SET PROBLEM: Check each line of the records below and collect those that include the word "test".

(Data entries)

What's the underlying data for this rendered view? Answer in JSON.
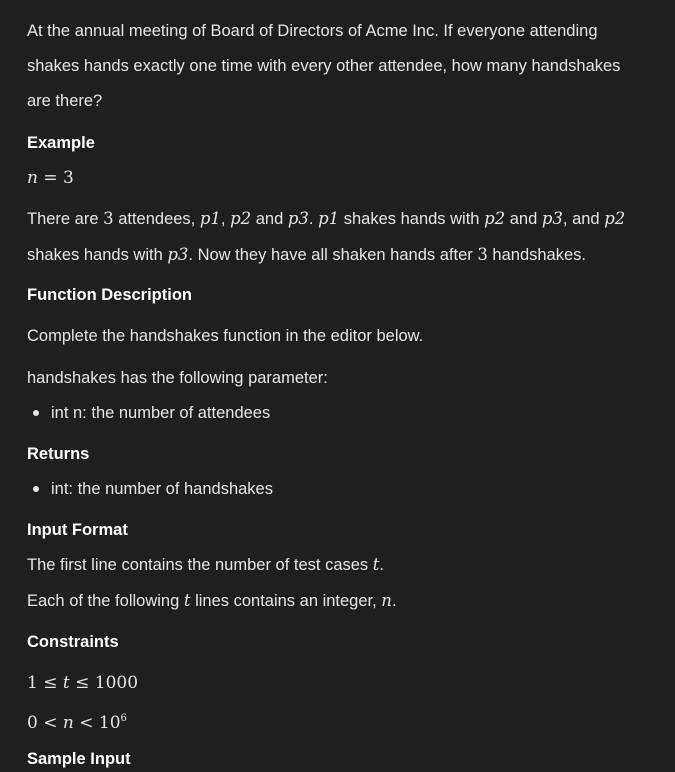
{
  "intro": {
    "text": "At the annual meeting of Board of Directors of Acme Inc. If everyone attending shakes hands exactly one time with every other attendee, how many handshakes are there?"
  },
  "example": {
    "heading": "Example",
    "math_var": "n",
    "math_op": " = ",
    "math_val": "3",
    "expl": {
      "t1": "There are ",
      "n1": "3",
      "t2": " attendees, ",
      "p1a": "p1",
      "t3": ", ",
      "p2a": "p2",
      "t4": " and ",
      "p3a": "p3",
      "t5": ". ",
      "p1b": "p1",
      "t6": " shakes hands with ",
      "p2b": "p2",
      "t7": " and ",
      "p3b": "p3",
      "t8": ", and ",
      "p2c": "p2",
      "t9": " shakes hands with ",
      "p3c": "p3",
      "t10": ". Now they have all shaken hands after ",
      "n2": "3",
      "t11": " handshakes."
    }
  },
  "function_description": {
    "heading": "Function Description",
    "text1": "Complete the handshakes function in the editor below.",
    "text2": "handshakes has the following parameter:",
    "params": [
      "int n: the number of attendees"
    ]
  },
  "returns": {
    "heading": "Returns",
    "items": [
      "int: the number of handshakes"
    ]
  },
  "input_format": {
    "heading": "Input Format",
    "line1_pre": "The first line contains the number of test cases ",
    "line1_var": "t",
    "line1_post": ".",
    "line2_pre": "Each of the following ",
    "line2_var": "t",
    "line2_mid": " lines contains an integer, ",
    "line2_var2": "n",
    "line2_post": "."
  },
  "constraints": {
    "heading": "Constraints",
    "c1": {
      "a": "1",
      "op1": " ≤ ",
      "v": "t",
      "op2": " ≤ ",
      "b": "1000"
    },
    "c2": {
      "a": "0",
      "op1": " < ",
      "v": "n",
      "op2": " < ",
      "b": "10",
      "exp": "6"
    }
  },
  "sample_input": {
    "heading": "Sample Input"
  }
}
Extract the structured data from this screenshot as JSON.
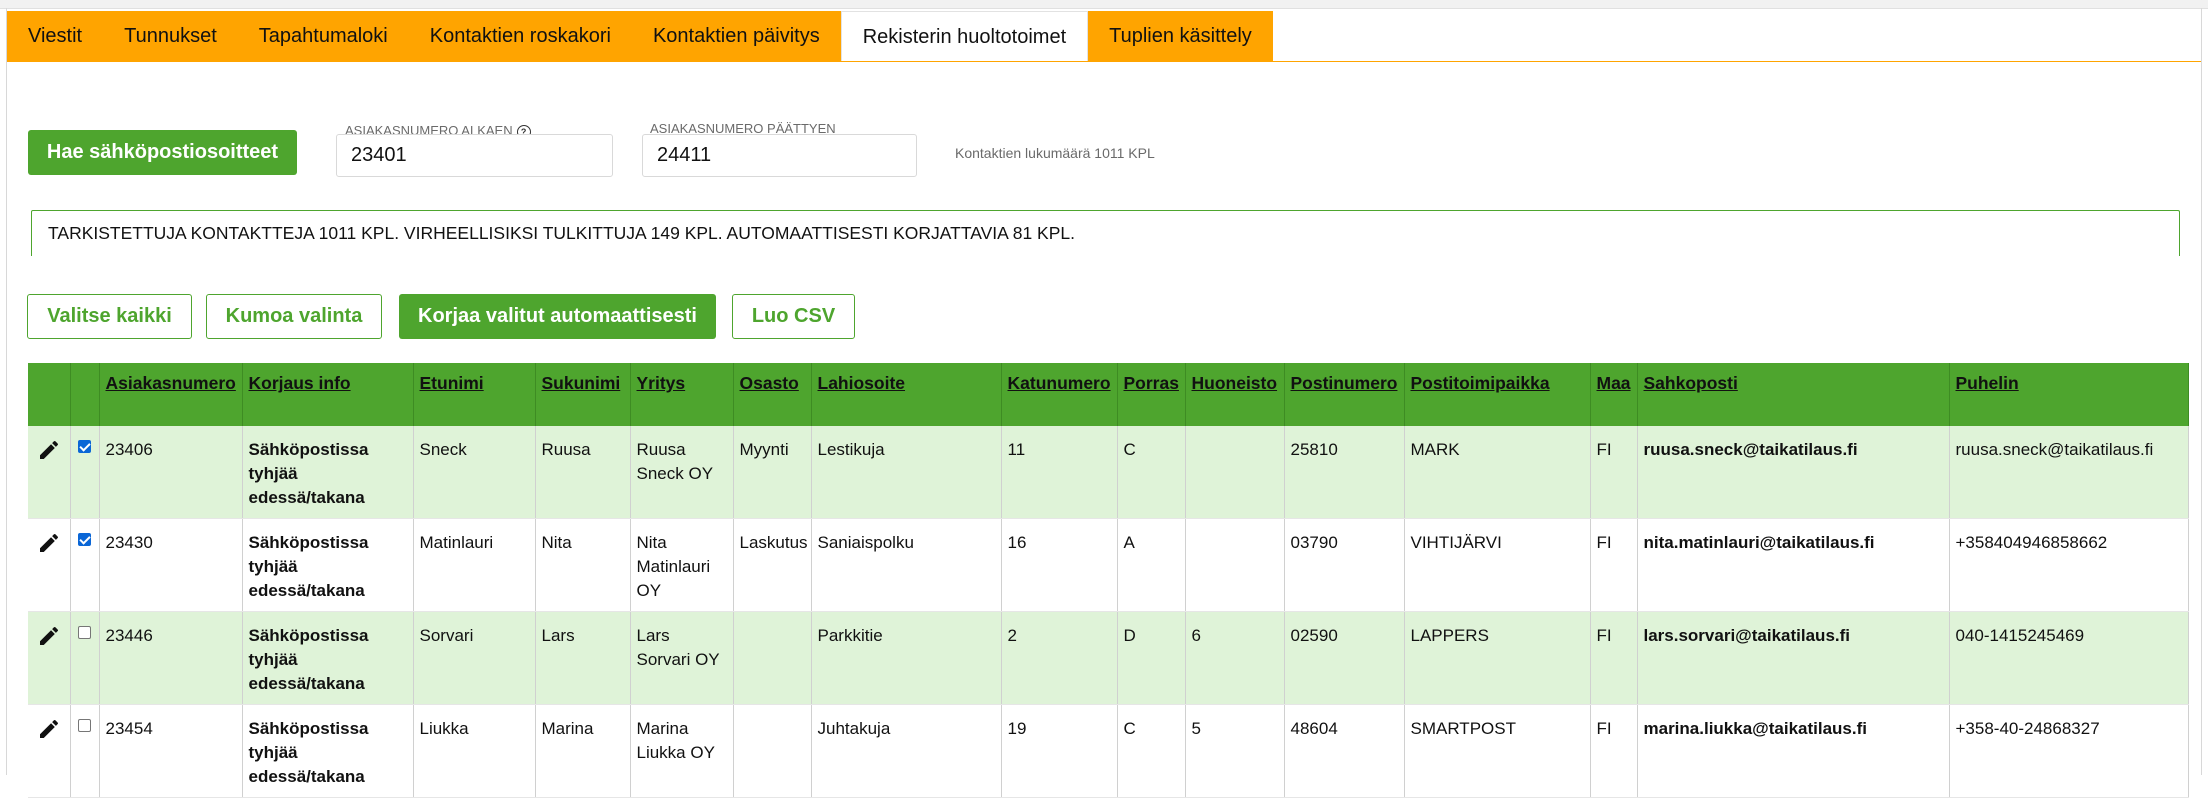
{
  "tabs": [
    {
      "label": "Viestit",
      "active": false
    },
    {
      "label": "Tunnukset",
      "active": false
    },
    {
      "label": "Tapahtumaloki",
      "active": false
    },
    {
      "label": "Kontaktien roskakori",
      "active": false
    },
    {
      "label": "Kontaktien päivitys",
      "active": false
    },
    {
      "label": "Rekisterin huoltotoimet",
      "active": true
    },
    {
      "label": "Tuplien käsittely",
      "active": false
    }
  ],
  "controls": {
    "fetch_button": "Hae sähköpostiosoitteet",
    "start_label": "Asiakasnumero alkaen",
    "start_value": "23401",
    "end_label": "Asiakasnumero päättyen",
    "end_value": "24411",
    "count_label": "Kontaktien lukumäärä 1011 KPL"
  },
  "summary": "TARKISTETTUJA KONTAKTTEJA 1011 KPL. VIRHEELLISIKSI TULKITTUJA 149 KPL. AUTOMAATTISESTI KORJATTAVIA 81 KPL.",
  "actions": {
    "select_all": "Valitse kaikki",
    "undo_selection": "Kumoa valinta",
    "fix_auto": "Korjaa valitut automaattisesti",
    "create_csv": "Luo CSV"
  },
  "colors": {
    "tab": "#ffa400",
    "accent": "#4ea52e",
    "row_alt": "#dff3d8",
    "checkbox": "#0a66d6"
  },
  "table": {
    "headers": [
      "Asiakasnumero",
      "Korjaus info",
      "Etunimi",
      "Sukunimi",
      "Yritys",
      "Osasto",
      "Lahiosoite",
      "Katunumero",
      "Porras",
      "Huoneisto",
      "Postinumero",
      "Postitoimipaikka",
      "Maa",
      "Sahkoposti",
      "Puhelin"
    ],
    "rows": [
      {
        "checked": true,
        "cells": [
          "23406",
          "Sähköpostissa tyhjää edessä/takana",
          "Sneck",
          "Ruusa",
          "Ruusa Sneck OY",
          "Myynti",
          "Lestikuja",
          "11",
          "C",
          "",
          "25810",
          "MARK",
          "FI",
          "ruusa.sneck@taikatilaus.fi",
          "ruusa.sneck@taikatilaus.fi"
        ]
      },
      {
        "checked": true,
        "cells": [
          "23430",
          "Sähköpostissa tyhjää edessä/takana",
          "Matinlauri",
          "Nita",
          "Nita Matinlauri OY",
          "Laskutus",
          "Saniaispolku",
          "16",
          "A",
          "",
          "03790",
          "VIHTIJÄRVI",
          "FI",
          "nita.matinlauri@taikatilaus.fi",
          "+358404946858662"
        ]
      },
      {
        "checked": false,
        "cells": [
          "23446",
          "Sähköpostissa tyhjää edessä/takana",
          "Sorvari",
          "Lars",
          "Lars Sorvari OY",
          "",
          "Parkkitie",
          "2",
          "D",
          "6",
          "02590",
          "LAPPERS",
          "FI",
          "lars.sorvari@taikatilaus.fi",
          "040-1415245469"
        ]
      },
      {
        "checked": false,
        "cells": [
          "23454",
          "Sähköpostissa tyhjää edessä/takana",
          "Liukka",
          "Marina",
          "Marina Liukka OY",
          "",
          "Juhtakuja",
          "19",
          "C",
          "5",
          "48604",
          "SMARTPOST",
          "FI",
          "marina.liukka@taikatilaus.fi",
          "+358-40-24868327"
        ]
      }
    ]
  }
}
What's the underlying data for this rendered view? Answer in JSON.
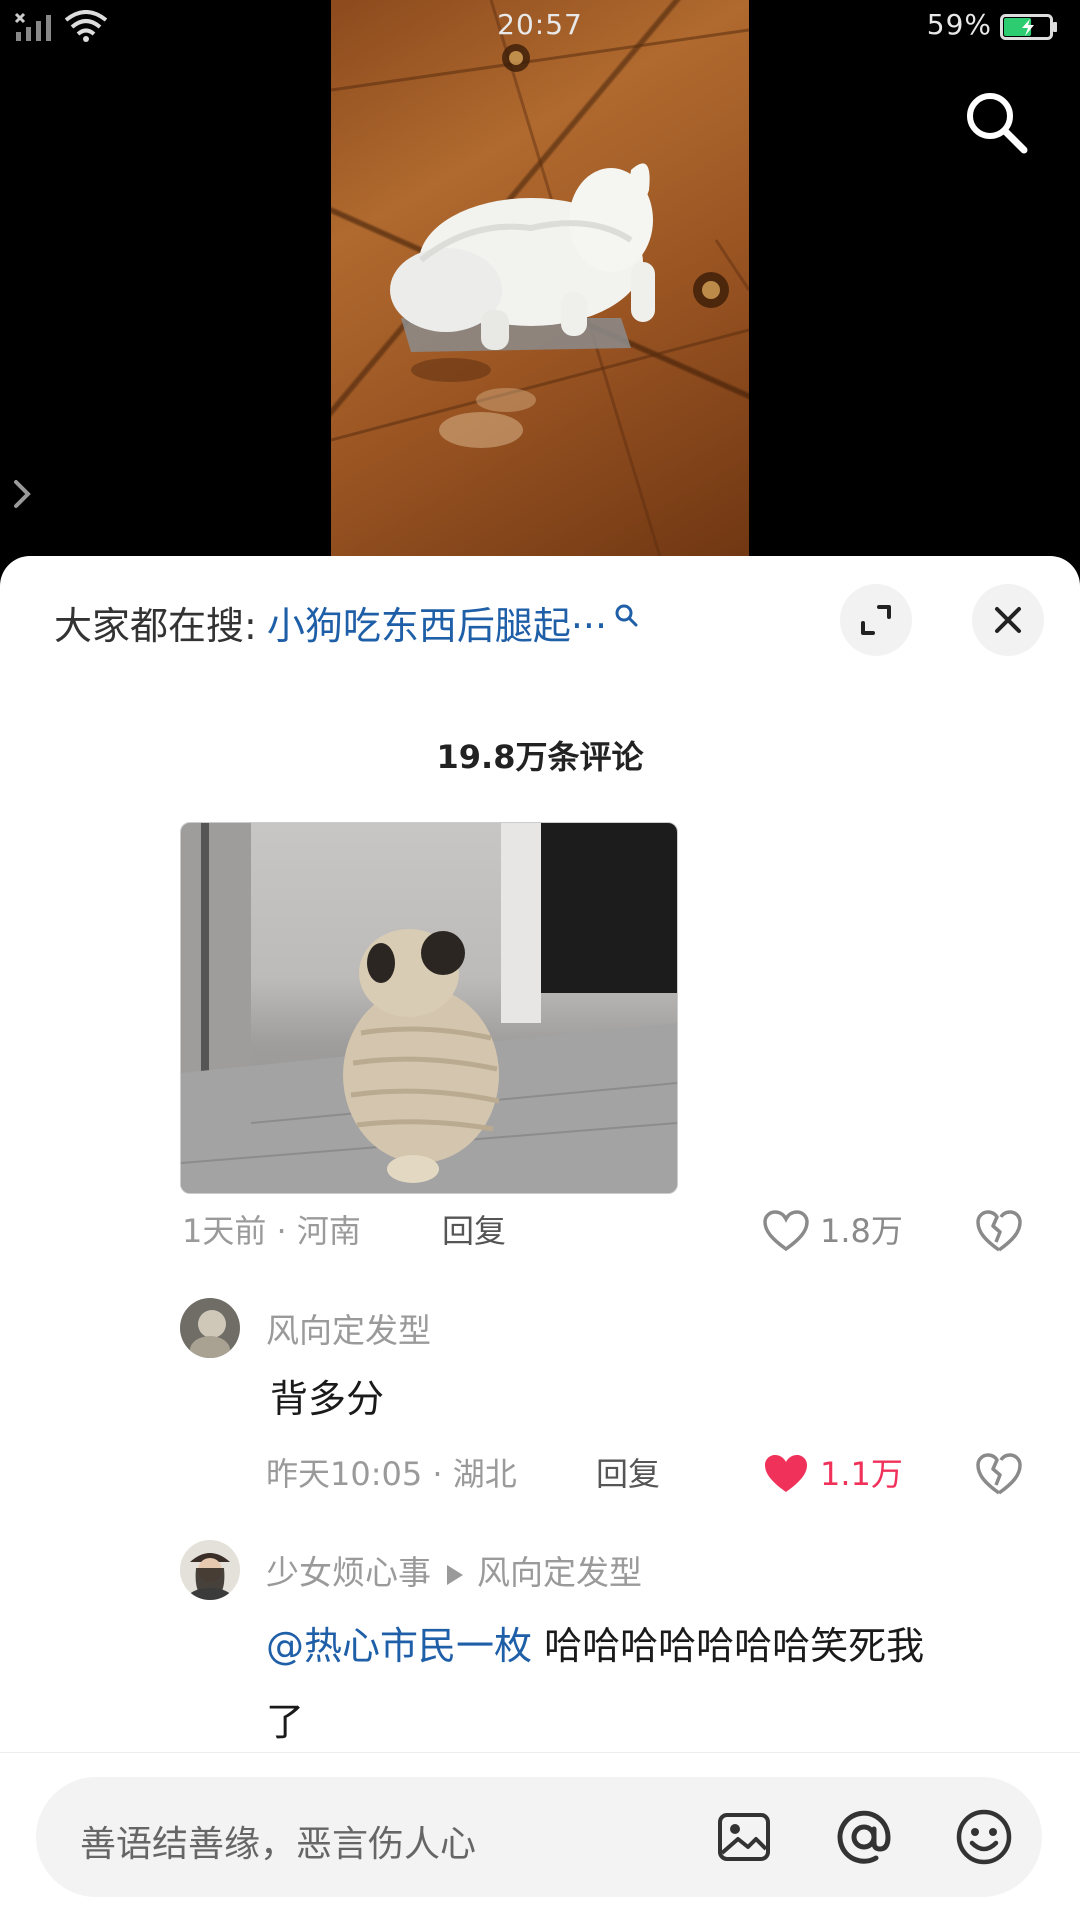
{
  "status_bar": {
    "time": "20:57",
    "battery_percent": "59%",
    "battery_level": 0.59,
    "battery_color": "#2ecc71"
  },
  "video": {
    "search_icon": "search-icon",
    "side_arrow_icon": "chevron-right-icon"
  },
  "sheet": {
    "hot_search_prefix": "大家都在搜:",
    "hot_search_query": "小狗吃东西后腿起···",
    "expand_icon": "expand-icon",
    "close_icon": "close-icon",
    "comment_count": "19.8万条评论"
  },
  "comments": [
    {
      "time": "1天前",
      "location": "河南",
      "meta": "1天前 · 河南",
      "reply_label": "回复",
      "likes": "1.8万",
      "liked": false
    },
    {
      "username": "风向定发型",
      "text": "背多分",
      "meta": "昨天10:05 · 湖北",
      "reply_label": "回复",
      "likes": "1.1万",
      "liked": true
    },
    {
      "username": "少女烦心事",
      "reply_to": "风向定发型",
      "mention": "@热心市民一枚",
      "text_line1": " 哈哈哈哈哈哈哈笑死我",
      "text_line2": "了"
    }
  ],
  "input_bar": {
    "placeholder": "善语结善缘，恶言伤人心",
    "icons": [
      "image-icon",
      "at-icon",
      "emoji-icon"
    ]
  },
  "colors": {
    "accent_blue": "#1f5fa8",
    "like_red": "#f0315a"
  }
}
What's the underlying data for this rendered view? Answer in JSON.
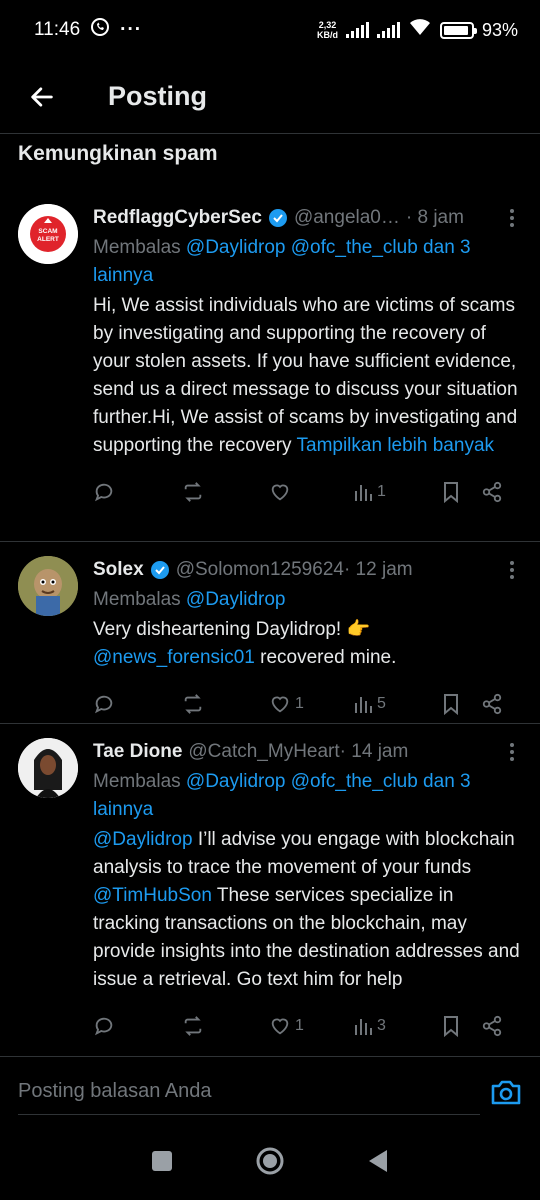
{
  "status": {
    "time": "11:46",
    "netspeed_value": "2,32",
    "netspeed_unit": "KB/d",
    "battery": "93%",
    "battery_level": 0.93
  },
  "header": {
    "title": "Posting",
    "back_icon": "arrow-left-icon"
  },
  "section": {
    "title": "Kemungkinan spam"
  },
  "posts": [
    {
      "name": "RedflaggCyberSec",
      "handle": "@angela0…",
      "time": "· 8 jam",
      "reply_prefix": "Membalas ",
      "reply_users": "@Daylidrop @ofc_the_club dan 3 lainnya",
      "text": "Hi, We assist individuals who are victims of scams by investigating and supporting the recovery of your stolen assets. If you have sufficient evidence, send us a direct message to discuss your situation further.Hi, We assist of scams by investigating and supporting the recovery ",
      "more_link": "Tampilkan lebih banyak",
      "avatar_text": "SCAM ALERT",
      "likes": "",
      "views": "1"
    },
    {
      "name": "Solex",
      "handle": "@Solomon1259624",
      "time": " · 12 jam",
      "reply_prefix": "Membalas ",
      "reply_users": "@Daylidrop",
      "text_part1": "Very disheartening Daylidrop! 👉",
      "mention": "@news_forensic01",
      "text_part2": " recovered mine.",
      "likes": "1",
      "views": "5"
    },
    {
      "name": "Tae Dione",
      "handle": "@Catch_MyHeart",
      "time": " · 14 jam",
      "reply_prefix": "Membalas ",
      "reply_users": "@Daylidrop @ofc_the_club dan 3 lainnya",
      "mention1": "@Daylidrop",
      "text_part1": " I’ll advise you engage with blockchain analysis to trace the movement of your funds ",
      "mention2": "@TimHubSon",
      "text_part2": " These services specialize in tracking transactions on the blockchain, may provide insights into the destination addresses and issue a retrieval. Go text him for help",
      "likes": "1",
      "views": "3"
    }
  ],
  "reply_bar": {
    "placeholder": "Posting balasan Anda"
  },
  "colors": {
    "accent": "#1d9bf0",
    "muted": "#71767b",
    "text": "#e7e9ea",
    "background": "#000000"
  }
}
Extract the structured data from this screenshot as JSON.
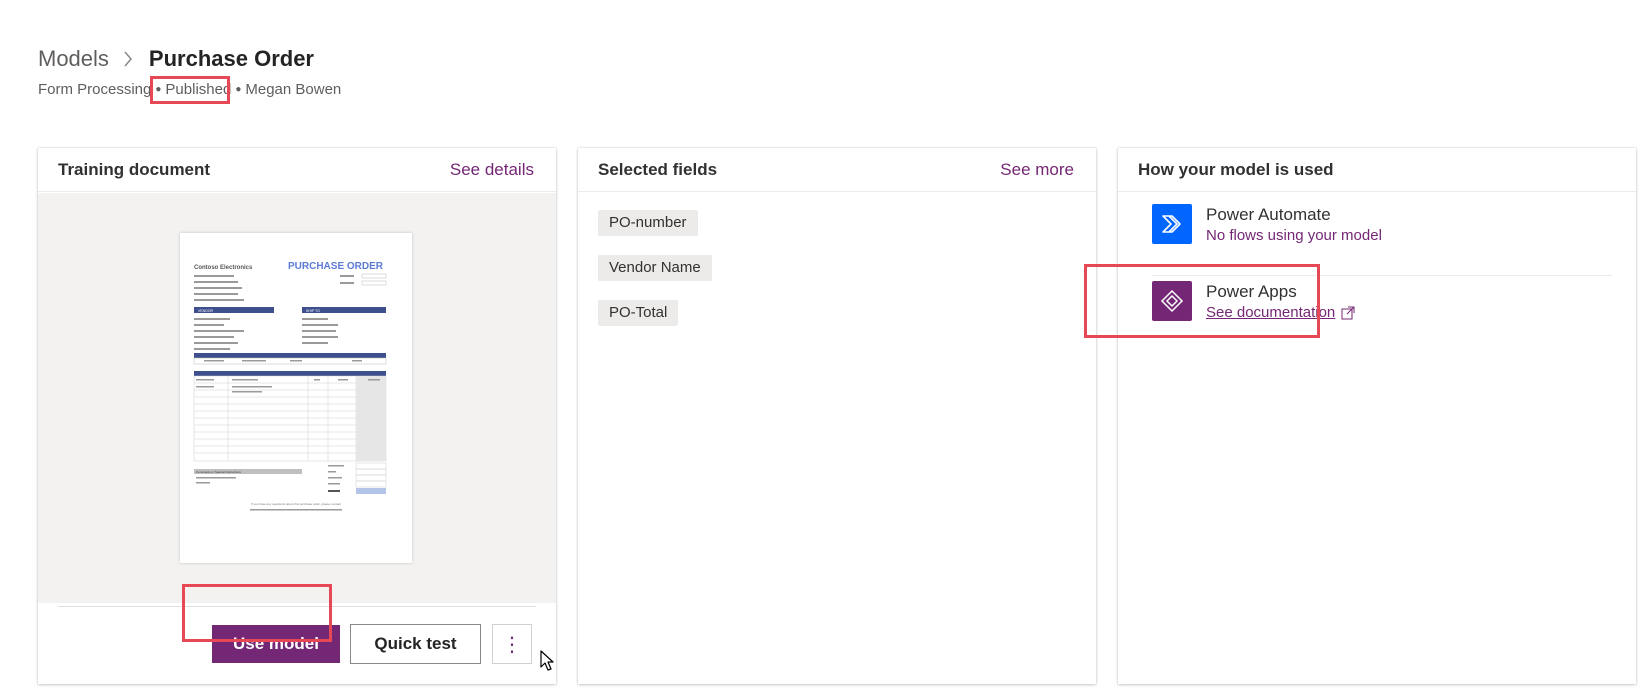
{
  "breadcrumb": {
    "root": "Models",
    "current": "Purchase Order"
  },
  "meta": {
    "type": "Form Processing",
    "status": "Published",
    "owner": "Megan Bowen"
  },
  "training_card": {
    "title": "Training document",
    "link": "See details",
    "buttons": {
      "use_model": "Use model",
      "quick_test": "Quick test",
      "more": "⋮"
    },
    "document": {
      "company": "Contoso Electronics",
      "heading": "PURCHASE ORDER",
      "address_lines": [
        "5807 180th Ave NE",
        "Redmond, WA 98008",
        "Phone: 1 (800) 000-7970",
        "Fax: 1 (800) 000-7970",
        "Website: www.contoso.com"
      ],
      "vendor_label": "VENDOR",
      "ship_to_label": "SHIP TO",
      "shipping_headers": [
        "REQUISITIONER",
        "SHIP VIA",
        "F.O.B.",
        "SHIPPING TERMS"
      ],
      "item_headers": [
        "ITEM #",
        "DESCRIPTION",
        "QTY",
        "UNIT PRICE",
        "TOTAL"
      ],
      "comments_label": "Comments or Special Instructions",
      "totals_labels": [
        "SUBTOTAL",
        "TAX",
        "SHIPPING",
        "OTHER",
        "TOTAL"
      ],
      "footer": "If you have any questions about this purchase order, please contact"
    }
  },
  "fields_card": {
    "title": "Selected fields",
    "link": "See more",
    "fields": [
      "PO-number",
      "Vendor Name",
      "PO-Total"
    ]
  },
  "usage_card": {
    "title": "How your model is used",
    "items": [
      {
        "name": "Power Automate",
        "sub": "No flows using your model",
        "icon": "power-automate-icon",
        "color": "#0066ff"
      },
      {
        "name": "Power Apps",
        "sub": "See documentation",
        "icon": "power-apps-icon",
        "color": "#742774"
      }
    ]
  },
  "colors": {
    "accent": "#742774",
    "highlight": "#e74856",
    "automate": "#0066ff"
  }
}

TASK ANSWER:
    "line1_pre": "The first line contains the number of test cases ",
      "quick_test": "Quick test",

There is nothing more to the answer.